The request: Determine how many lines in these records hold "QA检查". Only the number is wanted.

___ Records for this exercise

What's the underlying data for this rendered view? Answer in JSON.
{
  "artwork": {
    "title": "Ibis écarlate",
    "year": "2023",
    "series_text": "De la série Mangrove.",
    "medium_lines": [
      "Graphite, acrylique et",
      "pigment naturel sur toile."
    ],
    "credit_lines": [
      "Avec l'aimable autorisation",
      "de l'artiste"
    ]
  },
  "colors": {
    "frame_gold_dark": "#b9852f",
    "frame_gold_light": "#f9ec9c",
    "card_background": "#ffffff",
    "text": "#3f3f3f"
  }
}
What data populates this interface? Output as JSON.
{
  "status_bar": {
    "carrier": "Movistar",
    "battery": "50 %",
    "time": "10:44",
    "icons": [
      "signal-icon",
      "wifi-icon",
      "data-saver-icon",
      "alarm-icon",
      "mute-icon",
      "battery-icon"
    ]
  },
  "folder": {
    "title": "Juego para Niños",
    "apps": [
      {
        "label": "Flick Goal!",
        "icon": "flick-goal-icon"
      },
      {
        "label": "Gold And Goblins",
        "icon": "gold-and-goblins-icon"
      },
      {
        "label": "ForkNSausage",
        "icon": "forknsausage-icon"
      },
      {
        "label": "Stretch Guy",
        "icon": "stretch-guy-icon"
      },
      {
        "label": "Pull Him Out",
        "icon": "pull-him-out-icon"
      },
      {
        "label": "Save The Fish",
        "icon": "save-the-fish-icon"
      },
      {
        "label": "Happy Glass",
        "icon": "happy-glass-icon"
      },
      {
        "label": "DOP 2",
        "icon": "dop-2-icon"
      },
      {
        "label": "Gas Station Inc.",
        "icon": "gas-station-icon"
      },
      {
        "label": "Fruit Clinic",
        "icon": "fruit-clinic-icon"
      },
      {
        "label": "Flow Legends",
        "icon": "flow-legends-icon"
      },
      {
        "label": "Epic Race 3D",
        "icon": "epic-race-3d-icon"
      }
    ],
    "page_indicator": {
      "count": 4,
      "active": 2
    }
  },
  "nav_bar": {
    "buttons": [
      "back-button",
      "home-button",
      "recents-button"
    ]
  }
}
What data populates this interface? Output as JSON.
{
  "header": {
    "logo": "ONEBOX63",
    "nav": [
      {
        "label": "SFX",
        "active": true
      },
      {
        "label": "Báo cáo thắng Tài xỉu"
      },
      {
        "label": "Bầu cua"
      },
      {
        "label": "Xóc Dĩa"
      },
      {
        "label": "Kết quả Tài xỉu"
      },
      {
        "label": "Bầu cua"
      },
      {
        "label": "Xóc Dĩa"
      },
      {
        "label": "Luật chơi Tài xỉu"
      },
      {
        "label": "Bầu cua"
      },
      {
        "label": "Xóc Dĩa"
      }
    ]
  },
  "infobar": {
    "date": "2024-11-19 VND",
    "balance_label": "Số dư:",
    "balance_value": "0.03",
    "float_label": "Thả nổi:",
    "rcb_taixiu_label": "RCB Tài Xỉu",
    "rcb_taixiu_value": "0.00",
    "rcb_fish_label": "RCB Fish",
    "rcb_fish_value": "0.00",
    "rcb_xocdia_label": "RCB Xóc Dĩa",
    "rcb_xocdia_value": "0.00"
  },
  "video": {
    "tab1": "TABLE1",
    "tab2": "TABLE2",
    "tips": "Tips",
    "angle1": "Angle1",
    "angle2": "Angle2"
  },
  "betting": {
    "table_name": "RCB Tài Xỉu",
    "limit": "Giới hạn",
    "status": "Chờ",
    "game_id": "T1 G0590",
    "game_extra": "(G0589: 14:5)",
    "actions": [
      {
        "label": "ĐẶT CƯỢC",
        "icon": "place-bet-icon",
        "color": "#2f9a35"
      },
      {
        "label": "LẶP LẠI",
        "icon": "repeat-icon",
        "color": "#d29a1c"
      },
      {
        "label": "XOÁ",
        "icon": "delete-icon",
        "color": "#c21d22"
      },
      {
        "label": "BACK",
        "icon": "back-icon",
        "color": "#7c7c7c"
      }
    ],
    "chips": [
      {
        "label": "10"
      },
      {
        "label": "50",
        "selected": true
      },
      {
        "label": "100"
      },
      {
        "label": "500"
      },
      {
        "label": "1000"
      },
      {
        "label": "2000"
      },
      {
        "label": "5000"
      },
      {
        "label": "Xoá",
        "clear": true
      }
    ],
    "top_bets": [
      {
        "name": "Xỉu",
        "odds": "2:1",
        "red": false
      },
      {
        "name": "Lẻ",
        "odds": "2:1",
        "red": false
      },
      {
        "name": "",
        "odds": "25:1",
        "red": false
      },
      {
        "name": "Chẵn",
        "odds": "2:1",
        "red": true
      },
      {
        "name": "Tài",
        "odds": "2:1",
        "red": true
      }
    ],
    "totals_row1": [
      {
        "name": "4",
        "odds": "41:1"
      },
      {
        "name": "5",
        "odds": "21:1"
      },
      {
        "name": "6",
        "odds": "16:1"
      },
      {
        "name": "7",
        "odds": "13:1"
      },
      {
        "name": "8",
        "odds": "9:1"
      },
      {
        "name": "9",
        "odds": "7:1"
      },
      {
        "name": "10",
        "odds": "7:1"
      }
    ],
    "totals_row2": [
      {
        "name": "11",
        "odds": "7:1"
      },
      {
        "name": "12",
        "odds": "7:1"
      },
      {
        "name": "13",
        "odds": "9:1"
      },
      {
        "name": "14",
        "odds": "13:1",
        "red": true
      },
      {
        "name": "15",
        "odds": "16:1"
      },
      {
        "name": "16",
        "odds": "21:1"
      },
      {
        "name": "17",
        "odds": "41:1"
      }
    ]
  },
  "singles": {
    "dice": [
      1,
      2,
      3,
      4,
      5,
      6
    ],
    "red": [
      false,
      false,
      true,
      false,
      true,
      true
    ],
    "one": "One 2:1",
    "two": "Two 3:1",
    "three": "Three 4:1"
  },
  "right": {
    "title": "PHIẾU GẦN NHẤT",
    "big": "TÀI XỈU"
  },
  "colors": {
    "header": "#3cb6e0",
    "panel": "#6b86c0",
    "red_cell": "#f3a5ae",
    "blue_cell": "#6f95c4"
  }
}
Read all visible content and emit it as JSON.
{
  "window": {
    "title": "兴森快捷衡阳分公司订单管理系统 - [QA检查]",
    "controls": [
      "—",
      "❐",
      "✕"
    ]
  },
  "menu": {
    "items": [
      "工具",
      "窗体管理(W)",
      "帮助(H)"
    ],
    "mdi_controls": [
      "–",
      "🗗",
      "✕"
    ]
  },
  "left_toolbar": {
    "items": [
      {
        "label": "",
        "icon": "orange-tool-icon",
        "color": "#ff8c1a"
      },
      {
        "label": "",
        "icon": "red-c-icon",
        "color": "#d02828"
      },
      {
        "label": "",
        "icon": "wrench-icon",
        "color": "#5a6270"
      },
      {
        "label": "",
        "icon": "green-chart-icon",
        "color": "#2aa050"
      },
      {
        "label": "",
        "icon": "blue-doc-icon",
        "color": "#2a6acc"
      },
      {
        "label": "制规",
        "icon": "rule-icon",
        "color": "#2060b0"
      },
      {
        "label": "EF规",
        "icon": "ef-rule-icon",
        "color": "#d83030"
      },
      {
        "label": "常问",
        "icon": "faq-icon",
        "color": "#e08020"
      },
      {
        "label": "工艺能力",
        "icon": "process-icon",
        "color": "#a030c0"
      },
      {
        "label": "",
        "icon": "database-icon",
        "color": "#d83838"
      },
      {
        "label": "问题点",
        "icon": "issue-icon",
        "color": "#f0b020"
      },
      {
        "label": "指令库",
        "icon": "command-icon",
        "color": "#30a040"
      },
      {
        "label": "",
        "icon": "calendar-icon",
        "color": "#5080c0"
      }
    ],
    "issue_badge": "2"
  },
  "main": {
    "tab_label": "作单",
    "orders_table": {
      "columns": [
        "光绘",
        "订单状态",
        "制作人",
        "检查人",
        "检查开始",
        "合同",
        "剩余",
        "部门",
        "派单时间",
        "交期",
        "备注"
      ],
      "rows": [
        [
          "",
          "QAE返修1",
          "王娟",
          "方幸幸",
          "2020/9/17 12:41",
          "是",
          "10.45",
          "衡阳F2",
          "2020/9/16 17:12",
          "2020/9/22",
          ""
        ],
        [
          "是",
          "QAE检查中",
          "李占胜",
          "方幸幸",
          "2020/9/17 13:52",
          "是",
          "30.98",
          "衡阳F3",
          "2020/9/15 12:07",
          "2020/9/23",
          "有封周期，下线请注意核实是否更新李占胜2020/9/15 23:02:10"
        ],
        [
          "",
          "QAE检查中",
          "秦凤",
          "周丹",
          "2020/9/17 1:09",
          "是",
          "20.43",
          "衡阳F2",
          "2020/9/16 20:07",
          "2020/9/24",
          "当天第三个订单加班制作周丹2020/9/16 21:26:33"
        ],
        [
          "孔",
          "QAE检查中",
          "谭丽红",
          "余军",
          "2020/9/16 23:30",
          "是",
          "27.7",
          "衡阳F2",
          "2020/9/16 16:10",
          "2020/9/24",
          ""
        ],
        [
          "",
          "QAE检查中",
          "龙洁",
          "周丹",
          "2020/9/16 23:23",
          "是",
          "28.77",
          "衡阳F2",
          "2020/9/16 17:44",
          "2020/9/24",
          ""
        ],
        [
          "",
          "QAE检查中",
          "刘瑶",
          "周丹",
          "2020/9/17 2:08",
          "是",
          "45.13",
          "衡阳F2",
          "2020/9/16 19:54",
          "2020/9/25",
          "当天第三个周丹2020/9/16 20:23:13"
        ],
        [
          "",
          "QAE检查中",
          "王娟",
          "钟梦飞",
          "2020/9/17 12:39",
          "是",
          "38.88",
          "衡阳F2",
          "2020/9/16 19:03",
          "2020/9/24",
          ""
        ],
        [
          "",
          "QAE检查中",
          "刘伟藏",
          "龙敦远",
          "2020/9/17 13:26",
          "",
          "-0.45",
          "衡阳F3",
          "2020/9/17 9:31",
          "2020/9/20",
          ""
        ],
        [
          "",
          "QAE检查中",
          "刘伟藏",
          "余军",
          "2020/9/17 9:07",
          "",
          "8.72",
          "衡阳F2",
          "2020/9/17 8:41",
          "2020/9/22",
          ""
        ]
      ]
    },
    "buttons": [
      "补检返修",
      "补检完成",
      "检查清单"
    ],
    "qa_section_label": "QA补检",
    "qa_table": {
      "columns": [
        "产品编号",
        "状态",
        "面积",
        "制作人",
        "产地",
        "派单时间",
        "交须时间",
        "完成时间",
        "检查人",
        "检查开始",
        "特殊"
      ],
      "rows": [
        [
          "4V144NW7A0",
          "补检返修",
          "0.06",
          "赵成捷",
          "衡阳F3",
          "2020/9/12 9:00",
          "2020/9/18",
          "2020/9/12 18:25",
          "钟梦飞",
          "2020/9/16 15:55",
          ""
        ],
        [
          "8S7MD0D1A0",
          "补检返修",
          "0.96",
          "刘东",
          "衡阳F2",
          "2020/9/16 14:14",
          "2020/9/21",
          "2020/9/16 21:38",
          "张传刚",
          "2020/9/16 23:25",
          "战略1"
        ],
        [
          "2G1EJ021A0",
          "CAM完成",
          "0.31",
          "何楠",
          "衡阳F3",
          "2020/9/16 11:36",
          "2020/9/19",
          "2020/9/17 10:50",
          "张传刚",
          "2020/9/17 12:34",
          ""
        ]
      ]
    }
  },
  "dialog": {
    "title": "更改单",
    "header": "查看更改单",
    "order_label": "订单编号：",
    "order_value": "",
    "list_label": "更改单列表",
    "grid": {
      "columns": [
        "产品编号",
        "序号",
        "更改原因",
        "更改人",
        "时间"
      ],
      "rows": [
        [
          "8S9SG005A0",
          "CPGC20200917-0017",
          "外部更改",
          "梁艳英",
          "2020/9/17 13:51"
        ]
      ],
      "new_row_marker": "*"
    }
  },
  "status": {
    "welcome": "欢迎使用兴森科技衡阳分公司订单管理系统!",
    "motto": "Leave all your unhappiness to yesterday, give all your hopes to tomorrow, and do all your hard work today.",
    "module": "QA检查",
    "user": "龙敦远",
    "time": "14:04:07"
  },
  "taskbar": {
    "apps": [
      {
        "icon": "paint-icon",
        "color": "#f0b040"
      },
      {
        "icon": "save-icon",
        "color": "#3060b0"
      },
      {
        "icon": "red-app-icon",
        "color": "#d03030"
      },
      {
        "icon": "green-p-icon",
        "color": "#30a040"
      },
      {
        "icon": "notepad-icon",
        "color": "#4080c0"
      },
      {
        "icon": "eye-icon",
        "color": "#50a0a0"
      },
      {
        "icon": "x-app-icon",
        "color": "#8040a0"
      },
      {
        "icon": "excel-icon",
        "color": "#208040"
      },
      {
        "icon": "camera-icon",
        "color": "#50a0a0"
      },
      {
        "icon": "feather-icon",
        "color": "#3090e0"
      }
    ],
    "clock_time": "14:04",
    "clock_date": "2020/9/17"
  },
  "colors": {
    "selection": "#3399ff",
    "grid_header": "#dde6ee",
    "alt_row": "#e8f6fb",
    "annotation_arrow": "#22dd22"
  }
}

______

The reply: 2